The problem - Below are some records; retype all of them exactly.
── Information given ──
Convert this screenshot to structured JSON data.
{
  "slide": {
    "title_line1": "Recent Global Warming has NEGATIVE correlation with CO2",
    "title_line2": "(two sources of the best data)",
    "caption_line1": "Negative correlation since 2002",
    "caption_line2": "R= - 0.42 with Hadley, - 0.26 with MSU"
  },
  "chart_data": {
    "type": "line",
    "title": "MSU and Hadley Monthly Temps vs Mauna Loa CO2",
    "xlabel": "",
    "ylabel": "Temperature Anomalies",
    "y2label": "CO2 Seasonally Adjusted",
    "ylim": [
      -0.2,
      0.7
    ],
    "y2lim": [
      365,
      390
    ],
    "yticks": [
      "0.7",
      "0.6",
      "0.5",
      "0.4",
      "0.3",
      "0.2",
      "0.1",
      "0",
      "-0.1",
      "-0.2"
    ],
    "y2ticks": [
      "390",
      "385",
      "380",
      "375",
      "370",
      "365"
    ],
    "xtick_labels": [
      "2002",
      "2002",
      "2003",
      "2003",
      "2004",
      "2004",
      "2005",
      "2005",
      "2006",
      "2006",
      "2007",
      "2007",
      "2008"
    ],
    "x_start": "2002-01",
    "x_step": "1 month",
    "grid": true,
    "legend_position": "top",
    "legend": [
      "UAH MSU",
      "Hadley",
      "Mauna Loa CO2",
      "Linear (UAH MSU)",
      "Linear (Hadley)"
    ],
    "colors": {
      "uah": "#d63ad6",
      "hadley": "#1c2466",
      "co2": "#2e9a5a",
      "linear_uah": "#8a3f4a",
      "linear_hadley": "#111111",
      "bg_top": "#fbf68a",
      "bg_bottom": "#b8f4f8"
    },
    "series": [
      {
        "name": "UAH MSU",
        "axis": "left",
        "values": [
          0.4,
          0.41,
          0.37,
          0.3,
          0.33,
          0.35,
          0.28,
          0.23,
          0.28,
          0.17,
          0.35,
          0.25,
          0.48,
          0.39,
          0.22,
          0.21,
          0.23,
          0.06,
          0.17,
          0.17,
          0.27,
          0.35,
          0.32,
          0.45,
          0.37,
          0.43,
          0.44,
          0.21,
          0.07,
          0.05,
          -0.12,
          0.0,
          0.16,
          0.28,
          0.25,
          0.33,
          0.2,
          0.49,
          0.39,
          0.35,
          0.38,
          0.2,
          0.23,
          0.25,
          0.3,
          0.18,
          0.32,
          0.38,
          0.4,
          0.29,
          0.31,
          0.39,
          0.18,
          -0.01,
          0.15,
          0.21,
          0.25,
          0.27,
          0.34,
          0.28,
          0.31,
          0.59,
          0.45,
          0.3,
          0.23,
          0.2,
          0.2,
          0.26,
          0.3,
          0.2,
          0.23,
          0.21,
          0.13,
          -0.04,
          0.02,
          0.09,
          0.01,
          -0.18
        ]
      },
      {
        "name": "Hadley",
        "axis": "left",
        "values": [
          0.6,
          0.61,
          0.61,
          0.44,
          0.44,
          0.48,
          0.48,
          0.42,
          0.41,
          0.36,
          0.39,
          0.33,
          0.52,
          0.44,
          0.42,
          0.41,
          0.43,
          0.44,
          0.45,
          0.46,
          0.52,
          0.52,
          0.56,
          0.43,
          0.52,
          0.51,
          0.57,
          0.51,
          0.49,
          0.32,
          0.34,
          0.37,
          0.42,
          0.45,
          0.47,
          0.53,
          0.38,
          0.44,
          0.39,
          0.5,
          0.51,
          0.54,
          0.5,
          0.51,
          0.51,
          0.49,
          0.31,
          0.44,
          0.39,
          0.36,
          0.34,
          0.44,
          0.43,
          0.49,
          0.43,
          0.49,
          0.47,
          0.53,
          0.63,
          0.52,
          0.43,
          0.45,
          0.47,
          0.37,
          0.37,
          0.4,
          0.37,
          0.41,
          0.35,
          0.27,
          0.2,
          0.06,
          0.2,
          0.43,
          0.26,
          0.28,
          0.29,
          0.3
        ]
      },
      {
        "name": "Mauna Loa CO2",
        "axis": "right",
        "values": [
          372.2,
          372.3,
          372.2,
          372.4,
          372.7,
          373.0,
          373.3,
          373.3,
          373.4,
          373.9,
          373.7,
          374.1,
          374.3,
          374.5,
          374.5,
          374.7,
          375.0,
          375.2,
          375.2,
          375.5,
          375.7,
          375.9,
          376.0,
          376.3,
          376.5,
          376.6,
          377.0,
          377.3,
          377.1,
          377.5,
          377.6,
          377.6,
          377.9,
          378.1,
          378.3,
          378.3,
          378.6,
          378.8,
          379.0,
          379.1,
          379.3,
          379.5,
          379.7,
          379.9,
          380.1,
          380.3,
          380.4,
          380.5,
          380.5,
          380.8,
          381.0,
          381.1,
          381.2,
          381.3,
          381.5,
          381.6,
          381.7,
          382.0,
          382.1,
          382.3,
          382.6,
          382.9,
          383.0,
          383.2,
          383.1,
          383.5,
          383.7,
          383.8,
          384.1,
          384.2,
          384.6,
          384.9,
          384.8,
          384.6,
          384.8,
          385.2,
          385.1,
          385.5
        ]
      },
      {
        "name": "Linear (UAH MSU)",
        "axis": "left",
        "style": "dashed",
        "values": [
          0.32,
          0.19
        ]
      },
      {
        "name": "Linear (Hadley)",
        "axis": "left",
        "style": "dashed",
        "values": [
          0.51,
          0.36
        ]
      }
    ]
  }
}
───
Exercise result -
Convert this screenshot to structured JSON data.
{
  "slide": {
    "title_line1": "Recent Global Warming has NEGATIVE correlation with CO2",
    "title_line2": "(two sources of the best data)",
    "caption_line1": "Negative correlation since 2002",
    "caption_line2": "R= - 0.42 with Hadley, - 0.26 with MSU"
  },
  "chart_data": {
    "type": "line",
    "title": "MSU and Hadley Monthly Temps vs Mauna Loa CO2",
    "xlabel": "",
    "ylabel": "Temperature Anomalies",
    "y2label": "CO2 Seasonally Adjusted",
    "ylim": [
      -0.2,
      0.7
    ],
    "y2lim": [
      365,
      390
    ],
    "yticks": [
      "0.7",
      "0.6",
      "0.5",
      "0.4",
      "0.3",
      "0.2",
      "0.1",
      "0",
      "-0.1",
      "-0.2"
    ],
    "y2ticks": [
      "390",
      "385",
      "380",
      "375",
      "370",
      "365"
    ],
    "xtick_labels": [
      "2002",
      "2002",
      "2003",
      "2003",
      "2004",
      "2004",
      "2005",
      "2005",
      "2006",
      "2006",
      "2007",
      "2007",
      "2008"
    ],
    "x_start": "2002-01",
    "x_step": "1 month",
    "grid": true,
    "legend_position": "top",
    "legend": [
      "UAH MSU",
      "Hadley",
      "Mauna Loa CO2",
      "Linear (UAH MSU)",
      "Linear (Hadley)"
    ],
    "colors": {
      "uah": "#d63ad6",
      "hadley": "#1c2466",
      "co2": "#2e9a5a",
      "linear_uah": "#8a3f4a",
      "linear_hadley": "#111111",
      "bg_top": "#fbf68a",
      "bg_bottom": "#b8f4f8"
    },
    "series": [
      {
        "name": "UAH MSU",
        "axis": "left",
        "values": [
          0.4,
          0.41,
          0.37,
          0.3,
          0.33,
          0.35,
          0.28,
          0.23,
          0.28,
          0.17,
          0.35,
          0.25,
          0.48,
          0.39,
          0.22,
          0.21,
          0.23,
          0.06,
          0.17,
          0.17,
          0.27,
          0.35,
          0.32,
          0.45,
          0.37,
          0.43,
          0.44,
          0.21,
          0.07,
          0.05,
          -0.12,
          0.0,
          0.16,
          0.28,
          0.25,
          0.33,
          0.2,
          0.49,
          0.39,
          0.35,
          0.38,
          0.2,
          0.23,
          0.25,
          0.3,
          0.18,
          0.32,
          0.38,
          0.4,
          0.29,
          0.31,
          0.39,
          0.18,
          -0.01,
          0.15,
          0.21,
          0.25,
          0.27,
          0.34,
          0.28,
          0.31,
          0.59,
          0.45,
          0.3,
          0.23,
          0.2,
          0.2,
          0.26,
          0.3,
          0.2,
          0.23,
          0.21,
          0.13,
          -0.04,
          0.02,
          0.09,
          0.01,
          -0.18
        ]
      },
      {
        "name": "Hadley",
        "axis": "left",
        "values": [
          0.6,
          0.61,
          0.61,
          0.44,
          0.44,
          0.48,
          0.48,
          0.42,
          0.41,
          0.36,
          0.39,
          0.33,
          0.52,
          0.44,
          0.42,
          0.41,
          0.43,
          0.44,
          0.45,
          0.46,
          0.52,
          0.52,
          0.56,
          0.43,
          0.52,
          0.51,
          0.57,
          0.51,
          0.49,
          0.32,
          0.34,
          0.37,
          0.42,
          0.45,
          0.47,
          0.53,
          0.38,
          0.44,
          0.39,
          0.5,
          0.51,
          0.54,
          0.5,
          0.51,
          0.51,
          0.49,
          0.31,
          0.44,
          0.39,
          0.36,
          0.34,
          0.44,
          0.43,
          0.49,
          0.43,
          0.49,
          0.47,
          0.53,
          0.63,
          0.52,
          0.43,
          0.45,
          0.47,
          0.37,
          0.37,
          0.4,
          0.37,
          0.41,
          0.35,
          0.27,
          0.2,
          0.06,
          0.2,
          0.43,
          0.26,
          0.28,
          0.29,
          0.3
        ]
      },
      {
        "name": "Mauna Loa CO2",
        "axis": "right",
        "values": [
          372.2,
          372.3,
          372.2,
          372.4,
          372.7,
          373.0,
          373.3,
          373.3,
          373.4,
          373.9,
          373.7,
          374.1,
          374.3,
          374.5,
          374.5,
          374.7,
          375.0,
          375.2,
          375.2,
          375.5,
          375.7,
          375.9,
          376.0,
          376.3,
          376.5,
          376.6,
          377.0,
          377.3,
          377.1,
          377.5,
          377.6,
          377.6,
          377.9,
          378.1,
          378.3,
          378.3,
          378.6,
          378.8,
          379.0,
          379.1,
          379.3,
          379.5,
          379.7,
          379.9,
          380.1,
          380.3,
          380.4,
          380.5,
          380.5,
          380.8,
          381.0,
          381.1,
          381.2,
          381.3,
          381.5,
          381.6,
          381.7,
          382.0,
          382.1,
          382.3,
          382.6,
          382.9,
          383.0,
          383.2,
          383.1,
          383.5,
          383.7,
          383.8,
          384.1,
          384.2,
          384.6,
          384.9,
          384.8,
          384.6,
          384.8,
          385.2,
          385.1,
          385.5
        ]
      },
      {
        "name": "Linear (UAH MSU)",
        "axis": "left",
        "style": "dashed",
        "values": [
          0.32,
          0.19
        ]
      },
      {
        "name": "Linear (Hadley)",
        "axis": "left",
        "style": "dashed",
        "values": [
          0.51,
          0.36
        ]
      }
    ]
  }
}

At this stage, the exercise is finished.